▼▼▼

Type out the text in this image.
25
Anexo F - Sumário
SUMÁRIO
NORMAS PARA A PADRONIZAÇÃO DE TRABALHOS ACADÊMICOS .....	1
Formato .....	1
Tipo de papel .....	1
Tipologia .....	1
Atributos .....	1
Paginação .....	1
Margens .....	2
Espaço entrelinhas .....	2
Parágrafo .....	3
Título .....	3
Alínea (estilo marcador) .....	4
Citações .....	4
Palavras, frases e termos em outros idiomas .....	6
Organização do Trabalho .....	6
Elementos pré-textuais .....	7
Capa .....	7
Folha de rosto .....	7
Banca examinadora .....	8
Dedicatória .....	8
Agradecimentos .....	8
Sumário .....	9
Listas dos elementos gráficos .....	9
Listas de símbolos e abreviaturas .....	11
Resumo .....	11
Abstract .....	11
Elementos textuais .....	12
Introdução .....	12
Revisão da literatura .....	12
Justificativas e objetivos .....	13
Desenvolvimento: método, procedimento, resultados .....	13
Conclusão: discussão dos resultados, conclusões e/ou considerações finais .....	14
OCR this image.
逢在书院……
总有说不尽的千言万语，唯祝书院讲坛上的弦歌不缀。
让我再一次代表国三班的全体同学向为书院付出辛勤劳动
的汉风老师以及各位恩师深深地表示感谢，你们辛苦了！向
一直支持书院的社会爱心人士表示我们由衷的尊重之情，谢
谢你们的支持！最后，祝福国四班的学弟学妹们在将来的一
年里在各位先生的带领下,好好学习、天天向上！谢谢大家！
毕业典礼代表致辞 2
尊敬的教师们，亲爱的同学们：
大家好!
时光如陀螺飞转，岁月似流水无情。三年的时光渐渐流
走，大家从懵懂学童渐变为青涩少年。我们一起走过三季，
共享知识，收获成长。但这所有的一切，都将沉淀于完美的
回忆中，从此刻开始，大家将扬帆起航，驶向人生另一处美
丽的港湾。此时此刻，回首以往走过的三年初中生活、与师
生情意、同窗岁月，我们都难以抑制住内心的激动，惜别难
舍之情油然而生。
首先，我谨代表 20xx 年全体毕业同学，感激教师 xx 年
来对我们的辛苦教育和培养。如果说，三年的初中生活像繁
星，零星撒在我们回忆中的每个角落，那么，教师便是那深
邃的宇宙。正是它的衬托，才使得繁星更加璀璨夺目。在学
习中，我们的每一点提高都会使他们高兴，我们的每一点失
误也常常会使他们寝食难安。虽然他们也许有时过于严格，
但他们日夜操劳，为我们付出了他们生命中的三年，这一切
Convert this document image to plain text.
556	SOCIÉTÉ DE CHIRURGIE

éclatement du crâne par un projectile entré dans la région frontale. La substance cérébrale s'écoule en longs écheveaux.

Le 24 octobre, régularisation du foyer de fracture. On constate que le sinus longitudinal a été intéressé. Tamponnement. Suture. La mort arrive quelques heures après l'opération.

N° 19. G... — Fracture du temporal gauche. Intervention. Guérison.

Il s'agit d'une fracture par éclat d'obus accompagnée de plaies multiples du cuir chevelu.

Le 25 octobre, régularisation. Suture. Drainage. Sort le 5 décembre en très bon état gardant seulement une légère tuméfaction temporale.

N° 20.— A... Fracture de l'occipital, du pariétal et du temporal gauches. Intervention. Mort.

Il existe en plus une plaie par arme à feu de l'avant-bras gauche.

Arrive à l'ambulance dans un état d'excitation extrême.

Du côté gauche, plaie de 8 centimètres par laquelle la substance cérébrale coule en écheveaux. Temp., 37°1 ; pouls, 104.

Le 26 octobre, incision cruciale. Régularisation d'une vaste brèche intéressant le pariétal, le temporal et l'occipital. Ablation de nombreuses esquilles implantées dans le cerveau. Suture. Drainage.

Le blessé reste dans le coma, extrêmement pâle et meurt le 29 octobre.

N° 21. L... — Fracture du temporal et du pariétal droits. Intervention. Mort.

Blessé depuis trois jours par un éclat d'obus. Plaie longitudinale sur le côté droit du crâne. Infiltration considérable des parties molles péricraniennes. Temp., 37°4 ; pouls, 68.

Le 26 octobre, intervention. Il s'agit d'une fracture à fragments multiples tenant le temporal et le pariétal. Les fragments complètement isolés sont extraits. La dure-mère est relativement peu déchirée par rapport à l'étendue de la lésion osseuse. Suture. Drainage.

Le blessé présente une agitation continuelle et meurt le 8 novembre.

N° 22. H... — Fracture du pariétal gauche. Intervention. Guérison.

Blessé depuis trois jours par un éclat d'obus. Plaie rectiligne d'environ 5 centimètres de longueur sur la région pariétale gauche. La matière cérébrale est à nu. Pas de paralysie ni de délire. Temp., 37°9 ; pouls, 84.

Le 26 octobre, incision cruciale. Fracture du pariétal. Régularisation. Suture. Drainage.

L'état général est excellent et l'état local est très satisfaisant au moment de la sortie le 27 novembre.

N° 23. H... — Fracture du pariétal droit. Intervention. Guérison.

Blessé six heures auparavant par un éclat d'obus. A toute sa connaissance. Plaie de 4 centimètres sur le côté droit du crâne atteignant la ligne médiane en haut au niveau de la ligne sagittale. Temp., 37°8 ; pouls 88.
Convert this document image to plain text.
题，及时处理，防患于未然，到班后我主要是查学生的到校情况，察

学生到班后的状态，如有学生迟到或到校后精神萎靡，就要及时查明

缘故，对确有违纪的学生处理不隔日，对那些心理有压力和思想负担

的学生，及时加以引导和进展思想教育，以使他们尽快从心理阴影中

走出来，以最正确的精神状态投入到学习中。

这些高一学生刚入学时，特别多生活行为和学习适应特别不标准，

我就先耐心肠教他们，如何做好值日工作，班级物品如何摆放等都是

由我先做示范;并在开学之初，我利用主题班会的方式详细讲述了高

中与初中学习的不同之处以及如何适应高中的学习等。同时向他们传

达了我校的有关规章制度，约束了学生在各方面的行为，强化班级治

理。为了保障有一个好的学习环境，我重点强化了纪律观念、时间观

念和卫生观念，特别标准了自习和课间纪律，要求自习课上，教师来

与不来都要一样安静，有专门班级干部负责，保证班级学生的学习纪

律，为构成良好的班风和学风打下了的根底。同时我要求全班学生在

▲▲▲

> _Task instructions_: Count the lines above that contain the word "resultados", and reply with only that number.

> _Expected output_: 2